◆ What you have to do
Copy all of the material exactly. Pictures are not to appear in the copy.

-- Begin Records shown --

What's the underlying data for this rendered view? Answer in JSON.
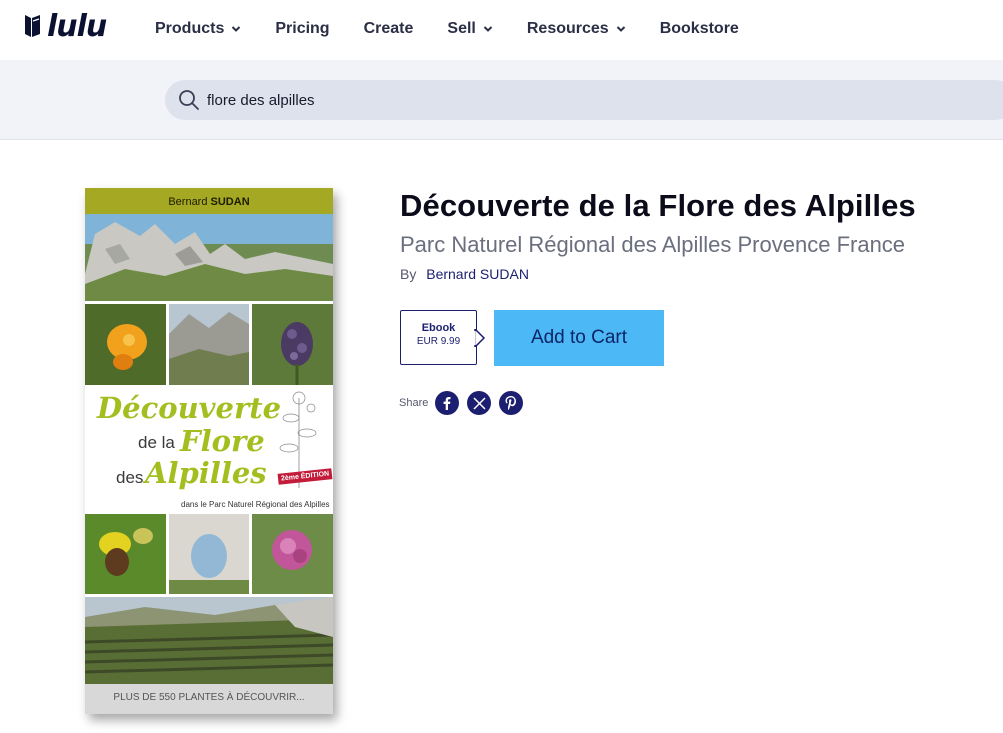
{
  "brand": {
    "logo_text": "lulu"
  },
  "nav": {
    "items": [
      {
        "label": "Products",
        "has_dropdown": true
      },
      {
        "label": "Pricing",
        "has_dropdown": false
      },
      {
        "label": "Create",
        "has_dropdown": false
      },
      {
        "label": "Sell",
        "has_dropdown": true
      },
      {
        "label": "Resources",
        "has_dropdown": true
      },
      {
        "label": "Bookstore",
        "has_dropdown": false
      }
    ]
  },
  "search": {
    "value": "flore des alpilles",
    "icon": "search-icon"
  },
  "cover": {
    "author_first": "Bernard",
    "author_last": "SUDAN",
    "title_line1": "Découverte",
    "title_de_la": "de la",
    "title_flore": "Flore",
    "title_des": "des",
    "title_alpilles": "Alpilles",
    "edition": "2ème ÉDITION",
    "subtitle": "dans le Parc Naturel Régional des Alpilles",
    "bottom_text": "PLUS DE 550 PLANTES À DÉCOUVRIR..."
  },
  "product": {
    "title": "Découverte de la Flore des Alpilles",
    "subtitle": "Parc Naturel Régional des Alpilles Provence France",
    "by_label": "By",
    "author": "Bernard SUDAN",
    "format": {
      "type": "Ebook",
      "price": "EUR 9.99"
    },
    "add_to_cart": "Add to Cart"
  },
  "share": {
    "label": "Share",
    "networks": [
      "facebook-icon",
      "x-icon",
      "pinterest-icon"
    ]
  },
  "colors": {
    "accent": "#4cb8f5",
    "navy": "#1c1f70",
    "search_band": "#f1f3f8",
    "cover_green": "#a2be1f"
  }
}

-- End Records shown --

◆ Answer to this exercise
What's the underlying data for this rendered view? Answer in JSON.
{
  "brand": {
    "logo_text": "lulu"
  },
  "nav": {
    "items": [
      {
        "label": "Products",
        "has_dropdown": true
      },
      {
        "label": "Pricing",
        "has_dropdown": false
      },
      {
        "label": "Create",
        "has_dropdown": false
      },
      {
        "label": "Sell",
        "has_dropdown": true
      },
      {
        "label": "Resources",
        "has_dropdown": true
      },
      {
        "label": "Bookstore",
        "has_dropdown": false
      }
    ]
  },
  "search": {
    "value": "flore des alpilles",
    "icon": "search-icon"
  },
  "cover": {
    "author_first": "Bernard",
    "author_last": "SUDAN",
    "title_line1": "Découverte",
    "title_de_la": "de la",
    "title_flore": "Flore",
    "title_des": "des",
    "title_alpilles": "Alpilles",
    "edition": "2ème ÉDITION",
    "subtitle": "dans le Parc Naturel Régional des Alpilles",
    "bottom_text": "PLUS DE 550 PLANTES À DÉCOUVRIR..."
  },
  "product": {
    "title": "Découverte de la Flore des Alpilles",
    "subtitle": "Parc Naturel Régional des Alpilles Provence France",
    "by_label": "By",
    "author": "Bernard SUDAN",
    "format": {
      "type": "Ebook",
      "price": "EUR 9.99"
    },
    "add_to_cart": "Add to Cart"
  },
  "share": {
    "label": "Share",
    "networks": [
      "facebook-icon",
      "x-icon",
      "pinterest-icon"
    ]
  },
  "colors": {
    "accent": "#4cb8f5",
    "navy": "#1c1f70",
    "search_band": "#f1f3f8",
    "cover_green": "#a2be1f"
  }
}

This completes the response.